### Records supplied
————

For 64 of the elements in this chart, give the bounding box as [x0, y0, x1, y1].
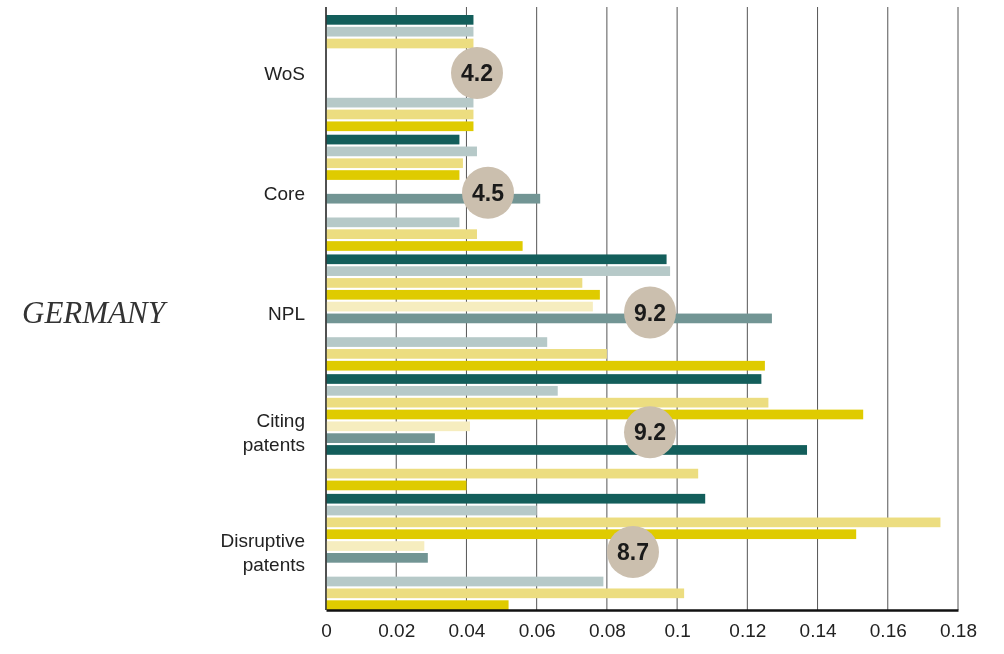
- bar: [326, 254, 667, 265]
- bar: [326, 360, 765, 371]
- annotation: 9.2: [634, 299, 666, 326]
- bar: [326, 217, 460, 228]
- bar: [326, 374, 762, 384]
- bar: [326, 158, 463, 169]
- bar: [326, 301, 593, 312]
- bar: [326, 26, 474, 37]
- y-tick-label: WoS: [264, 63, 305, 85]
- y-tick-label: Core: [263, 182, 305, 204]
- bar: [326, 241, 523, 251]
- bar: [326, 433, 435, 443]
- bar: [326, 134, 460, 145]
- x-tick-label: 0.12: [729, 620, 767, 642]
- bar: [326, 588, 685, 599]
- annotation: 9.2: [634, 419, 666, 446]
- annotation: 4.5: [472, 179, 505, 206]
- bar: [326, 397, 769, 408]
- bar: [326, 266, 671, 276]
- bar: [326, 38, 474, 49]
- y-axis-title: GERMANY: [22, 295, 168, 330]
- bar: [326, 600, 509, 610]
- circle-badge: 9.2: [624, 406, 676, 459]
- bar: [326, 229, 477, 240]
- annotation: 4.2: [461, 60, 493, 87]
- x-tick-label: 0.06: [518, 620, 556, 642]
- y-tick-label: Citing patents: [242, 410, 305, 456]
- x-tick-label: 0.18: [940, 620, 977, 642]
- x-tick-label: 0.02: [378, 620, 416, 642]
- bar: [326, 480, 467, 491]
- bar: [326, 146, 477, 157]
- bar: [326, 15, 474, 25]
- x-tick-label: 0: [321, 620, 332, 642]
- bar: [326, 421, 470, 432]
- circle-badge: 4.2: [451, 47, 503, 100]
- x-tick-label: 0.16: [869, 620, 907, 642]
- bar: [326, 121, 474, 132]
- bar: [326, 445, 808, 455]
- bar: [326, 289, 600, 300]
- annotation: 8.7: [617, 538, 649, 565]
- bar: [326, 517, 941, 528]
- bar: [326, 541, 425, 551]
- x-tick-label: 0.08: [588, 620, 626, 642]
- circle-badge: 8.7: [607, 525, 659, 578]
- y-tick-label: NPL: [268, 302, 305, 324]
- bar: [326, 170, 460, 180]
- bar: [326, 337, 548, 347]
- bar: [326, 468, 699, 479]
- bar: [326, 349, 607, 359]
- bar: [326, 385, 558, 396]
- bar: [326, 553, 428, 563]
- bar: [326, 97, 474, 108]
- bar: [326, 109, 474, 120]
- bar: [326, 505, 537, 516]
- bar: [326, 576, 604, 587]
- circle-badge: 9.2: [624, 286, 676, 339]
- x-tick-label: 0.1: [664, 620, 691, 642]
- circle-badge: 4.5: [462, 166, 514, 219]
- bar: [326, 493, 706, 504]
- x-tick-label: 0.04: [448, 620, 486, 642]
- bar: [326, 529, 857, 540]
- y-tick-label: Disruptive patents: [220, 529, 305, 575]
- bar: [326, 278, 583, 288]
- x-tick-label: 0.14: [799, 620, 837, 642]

————

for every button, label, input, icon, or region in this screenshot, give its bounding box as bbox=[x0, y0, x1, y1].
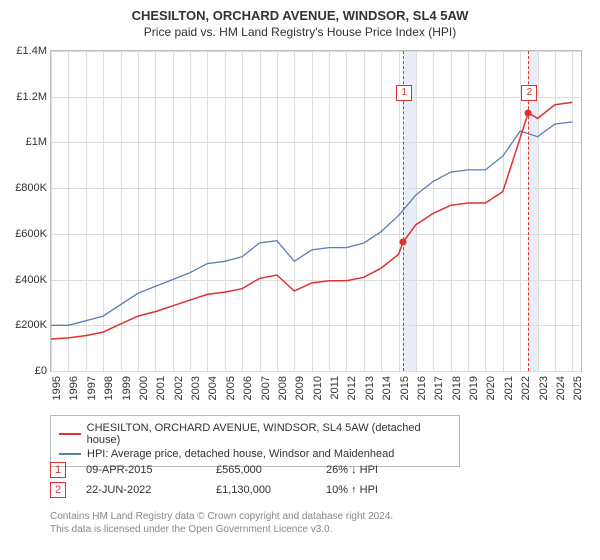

————

### Task details
Give the records from the line with "For 64 of the" up to and including the line with "- circle-badge: 4.2: [451, 47, 503, 100]" as a two-column CSV with the columns text and answer, one row per record, each value in a single quoted field with line breaks turned into spaces. Leave the pictures out.

### Response to the exercise
text,answer
"For 64 of the elements in this chart, give the bounding box as [x0, y0, x1, y1].","- bar: [326, 254, 667, 265] - bar: [326, 360, 765, 371] - annotation: 9.2: [634, 299, 666, 326] - bar: [326, 217, 460, 228] - bar: [326, 374, 762, 384] - bar: [326, 158, 463, 169] - bar: [326, 301, 593, 312] - bar: [326, 26, 474, 37] - y-tick-label: WoS: [264, 63, 305, 85] - y-tick-label: Core: [263, 182, 305, 204] - bar: [326, 241, 523, 251] - bar: [326, 433, 435, 443] - bar: [326, 134, 460, 145] - x-tick-label: 0.12: [729, 620, 767, 642] - bar: [326, 588, 685, 599] - annotation: 9.2: [634, 419, 666, 446] - annotation: 4.5: [472, 179, 505, 206] - bar: [326, 397, 769, 408] - bar: [326, 266, 671, 276] - bar: [326, 38, 474, 49] - y-axis-title: GERMANY: [22, 295, 168, 330] - bar: [326, 600, 509, 610] - circle-badge: 9.2: [624, 406, 676, 459] - bar: [326, 229, 477, 240] - annotation: 4.2: [461, 60, 493, 87] - x-tick-label: 0.06: [518, 620, 556, 642] - y-tick-label: Citing patents: [242, 410, 305, 456] - x-tick-label: 0.18: [940, 620, 977, 642] - x-tick-label: 0.02: [378, 620, 416, 642] - bar: [326, 480, 467, 491] - bar: [326, 146, 477, 157] - bar: [326, 15, 474, 25] - x-tick-label: 0: [321, 620, 332, 642] - bar: [326, 421, 470, 432] - circle-badge: 4.2: [451, 47, 503, 100]"